Records:
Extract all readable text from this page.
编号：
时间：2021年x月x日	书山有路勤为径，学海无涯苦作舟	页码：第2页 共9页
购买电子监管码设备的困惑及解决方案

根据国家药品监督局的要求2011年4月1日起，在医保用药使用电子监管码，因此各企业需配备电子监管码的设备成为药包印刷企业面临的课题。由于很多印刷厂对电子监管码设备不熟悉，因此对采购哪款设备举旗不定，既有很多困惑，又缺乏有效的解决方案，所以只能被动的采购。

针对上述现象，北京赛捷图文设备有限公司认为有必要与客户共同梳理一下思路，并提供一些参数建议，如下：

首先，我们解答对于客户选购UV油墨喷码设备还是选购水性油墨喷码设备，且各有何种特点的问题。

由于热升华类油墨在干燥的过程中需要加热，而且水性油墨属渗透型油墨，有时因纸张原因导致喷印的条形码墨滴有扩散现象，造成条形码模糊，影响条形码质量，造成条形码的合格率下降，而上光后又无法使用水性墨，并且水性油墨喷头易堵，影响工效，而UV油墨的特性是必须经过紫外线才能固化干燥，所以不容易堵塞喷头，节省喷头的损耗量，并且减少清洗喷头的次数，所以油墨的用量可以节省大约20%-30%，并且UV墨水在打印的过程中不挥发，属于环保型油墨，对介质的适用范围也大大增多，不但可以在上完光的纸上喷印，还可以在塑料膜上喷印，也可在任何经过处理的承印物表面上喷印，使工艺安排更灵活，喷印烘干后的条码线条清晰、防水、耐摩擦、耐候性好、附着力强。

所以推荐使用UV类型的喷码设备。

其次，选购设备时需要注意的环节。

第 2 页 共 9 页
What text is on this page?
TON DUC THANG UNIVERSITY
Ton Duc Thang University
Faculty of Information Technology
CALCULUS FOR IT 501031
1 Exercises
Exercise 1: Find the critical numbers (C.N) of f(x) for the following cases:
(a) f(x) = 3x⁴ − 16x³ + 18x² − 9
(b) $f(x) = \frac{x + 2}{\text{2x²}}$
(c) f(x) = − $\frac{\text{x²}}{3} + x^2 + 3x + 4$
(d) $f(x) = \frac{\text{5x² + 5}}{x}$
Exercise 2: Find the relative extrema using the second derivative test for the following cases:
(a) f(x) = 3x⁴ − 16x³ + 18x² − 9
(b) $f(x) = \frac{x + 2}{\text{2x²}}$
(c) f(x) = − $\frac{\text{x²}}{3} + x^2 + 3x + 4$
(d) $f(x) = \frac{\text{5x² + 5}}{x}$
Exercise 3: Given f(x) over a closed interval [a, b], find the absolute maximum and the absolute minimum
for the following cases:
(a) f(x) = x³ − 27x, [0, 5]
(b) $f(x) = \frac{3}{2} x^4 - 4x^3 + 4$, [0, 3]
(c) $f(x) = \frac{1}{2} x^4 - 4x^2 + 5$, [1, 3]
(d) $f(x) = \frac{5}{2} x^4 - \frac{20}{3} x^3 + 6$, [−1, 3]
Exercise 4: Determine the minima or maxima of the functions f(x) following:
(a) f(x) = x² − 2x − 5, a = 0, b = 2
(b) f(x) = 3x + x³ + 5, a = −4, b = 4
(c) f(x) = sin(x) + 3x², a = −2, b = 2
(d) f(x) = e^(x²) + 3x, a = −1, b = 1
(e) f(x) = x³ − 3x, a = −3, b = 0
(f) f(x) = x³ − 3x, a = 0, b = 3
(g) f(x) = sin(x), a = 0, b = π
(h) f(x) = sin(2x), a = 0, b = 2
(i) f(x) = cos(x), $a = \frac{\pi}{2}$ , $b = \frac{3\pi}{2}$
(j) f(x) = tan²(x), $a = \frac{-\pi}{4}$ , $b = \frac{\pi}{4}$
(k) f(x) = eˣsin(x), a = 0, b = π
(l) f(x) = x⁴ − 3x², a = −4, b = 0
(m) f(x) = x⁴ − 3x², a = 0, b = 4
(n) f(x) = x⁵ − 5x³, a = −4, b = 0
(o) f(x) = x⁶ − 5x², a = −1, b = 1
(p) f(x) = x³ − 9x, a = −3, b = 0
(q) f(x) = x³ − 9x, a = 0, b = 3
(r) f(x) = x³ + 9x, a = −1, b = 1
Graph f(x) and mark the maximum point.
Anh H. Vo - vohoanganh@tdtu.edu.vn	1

** STATED EXERCISE **
In the listing, find every line with the word "page" and state how many there are, nothing more.

** ANSWER TO THIS EXERCISE **
2